### TASK INSTRUCTIONS
Your answer should be the records below, repeated exactly as they stand.

*** RECORD EXTRACTS ***

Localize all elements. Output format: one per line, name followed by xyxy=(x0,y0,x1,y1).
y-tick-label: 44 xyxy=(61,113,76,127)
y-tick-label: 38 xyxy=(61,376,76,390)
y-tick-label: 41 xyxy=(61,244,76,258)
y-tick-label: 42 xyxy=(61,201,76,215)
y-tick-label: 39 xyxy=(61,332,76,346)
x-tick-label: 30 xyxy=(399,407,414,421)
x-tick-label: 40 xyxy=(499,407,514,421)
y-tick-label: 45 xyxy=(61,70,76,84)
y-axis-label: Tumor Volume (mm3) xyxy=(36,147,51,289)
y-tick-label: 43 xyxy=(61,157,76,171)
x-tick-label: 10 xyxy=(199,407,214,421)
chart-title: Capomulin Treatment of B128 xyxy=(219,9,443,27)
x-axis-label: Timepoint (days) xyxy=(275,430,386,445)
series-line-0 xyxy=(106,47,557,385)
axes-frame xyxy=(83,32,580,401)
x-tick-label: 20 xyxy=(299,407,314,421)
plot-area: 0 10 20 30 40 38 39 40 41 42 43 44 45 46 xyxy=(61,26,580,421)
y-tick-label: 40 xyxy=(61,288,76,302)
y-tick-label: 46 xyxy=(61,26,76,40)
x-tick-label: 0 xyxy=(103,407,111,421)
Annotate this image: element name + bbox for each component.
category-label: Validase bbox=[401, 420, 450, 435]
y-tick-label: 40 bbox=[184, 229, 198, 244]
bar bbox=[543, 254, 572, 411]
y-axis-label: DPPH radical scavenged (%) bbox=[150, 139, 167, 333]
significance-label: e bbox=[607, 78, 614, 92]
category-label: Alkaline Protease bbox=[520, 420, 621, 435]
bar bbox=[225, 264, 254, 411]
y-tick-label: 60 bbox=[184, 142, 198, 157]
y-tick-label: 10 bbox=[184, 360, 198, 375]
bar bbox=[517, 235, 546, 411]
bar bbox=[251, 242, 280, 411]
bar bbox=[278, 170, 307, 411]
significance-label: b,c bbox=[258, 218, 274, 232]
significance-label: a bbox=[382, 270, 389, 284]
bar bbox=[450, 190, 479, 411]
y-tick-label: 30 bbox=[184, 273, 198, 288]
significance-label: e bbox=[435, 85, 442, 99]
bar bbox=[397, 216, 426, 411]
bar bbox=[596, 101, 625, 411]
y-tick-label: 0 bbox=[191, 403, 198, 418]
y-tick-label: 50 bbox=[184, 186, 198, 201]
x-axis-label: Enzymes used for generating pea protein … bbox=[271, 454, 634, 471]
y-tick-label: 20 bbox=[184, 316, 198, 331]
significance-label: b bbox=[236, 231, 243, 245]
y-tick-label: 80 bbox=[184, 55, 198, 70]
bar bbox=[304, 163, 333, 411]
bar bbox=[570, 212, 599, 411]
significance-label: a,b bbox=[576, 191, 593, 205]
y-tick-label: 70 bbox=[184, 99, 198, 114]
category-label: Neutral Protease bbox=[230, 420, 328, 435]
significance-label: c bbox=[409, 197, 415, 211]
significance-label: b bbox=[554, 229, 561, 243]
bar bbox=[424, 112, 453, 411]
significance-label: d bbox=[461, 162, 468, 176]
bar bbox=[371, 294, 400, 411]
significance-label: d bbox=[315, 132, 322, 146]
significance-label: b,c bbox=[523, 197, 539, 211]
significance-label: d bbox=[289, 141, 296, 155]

*** End of RECORD EXTRACTS ***

### EXERCISE OUTPUT
Localize all elements. Output format: one per line, name followed by xyxy=(x0,y0,x1,y1).
y-tick-label: 44 xyxy=(61,113,76,127)
y-tick-label: 38 xyxy=(61,376,76,390)
y-tick-label: 41 xyxy=(61,244,76,258)
y-tick-label: 42 xyxy=(61,201,76,215)
y-tick-label: 39 xyxy=(61,332,76,346)
x-tick-label: 30 xyxy=(399,407,414,421)
x-tick-label: 40 xyxy=(499,407,514,421)
y-tick-label: 45 xyxy=(61,70,76,84)
y-axis-label: Tumor Volume (mm3) xyxy=(36,147,51,289)
y-tick-label: 43 xyxy=(61,157,76,171)
x-tick-label: 10 xyxy=(199,407,214,421)
chart-title: Capomulin Treatment of B128 xyxy=(219,9,443,27)
x-axis-label: Timepoint (days) xyxy=(275,430,386,445)
series-line-0 xyxy=(106,47,557,385)
axes-frame xyxy=(83,32,580,401)
x-tick-label: 20 xyxy=(299,407,314,421)
plot-area: 0 10 20 30 40 38 39 40 41 42 43 44 45 46 xyxy=(61,26,580,421)
y-tick-label: 40 xyxy=(61,288,76,302)
y-tick-label: 46 xyxy=(61,26,76,40)
x-tick-label: 0 xyxy=(103,407,111,421)
Annotate this image: element name + bbox for each component.
category-label: Validase bbox=[401, 420, 450, 435]
y-tick-label: 40 bbox=[184, 229, 198, 244]
bar bbox=[543, 254, 572, 411]
y-axis-label: DPPH radical scavenged (%) bbox=[150, 139, 167, 333]
significance-label: e bbox=[607, 78, 614, 92]
category-label: Alkaline Protease bbox=[520, 420, 621, 435]
bar bbox=[225, 264, 254, 411]
y-tick-label: 60 bbox=[184, 142, 198, 157]
y-tick-label: 10 bbox=[184, 360, 198, 375]
bar bbox=[517, 235, 546, 411]
bar bbox=[251, 242, 280, 411]
bar bbox=[278, 170, 307, 411]
significance-label: b,c bbox=[258, 218, 274, 232]
significance-label: a bbox=[382, 270, 389, 284]
bar bbox=[450, 190, 479, 411]
y-tick-label: 30 bbox=[184, 273, 198, 288]
significance-label: e bbox=[435, 85, 442, 99]
bar bbox=[397, 216, 426, 411]
bar bbox=[596, 101, 625, 411]
y-tick-label: 0 bbox=[191, 403, 198, 418]
y-tick-label: 50 bbox=[184, 186, 198, 201]
x-axis-label: Enzymes used for generating pea protein … bbox=[271, 454, 634, 471]
y-tick-label: 20 bbox=[184, 316, 198, 331]
significance-label: b bbox=[236, 231, 243, 245]
y-tick-label: 80 bbox=[184, 55, 198, 70]
bar bbox=[304, 163, 333, 411]
bar bbox=[570, 212, 599, 411]
significance-label: a,b bbox=[576, 191, 593, 205]
y-tick-label: 70 bbox=[184, 99, 198, 114]
category-label: Neutral Protease bbox=[230, 420, 328, 435]
significance-label: c bbox=[409, 197, 415, 211]
significance-label: b bbox=[554, 229, 561, 243]
bar bbox=[424, 112, 453, 411]
significance-label: d bbox=[461, 162, 468, 176]
bar bbox=[371, 294, 400, 411]
significance-label: d bbox=[315, 132, 322, 146]
significance-label: b,c bbox=[523, 197, 539, 211]
significance-label: d bbox=[289, 141, 296, 155]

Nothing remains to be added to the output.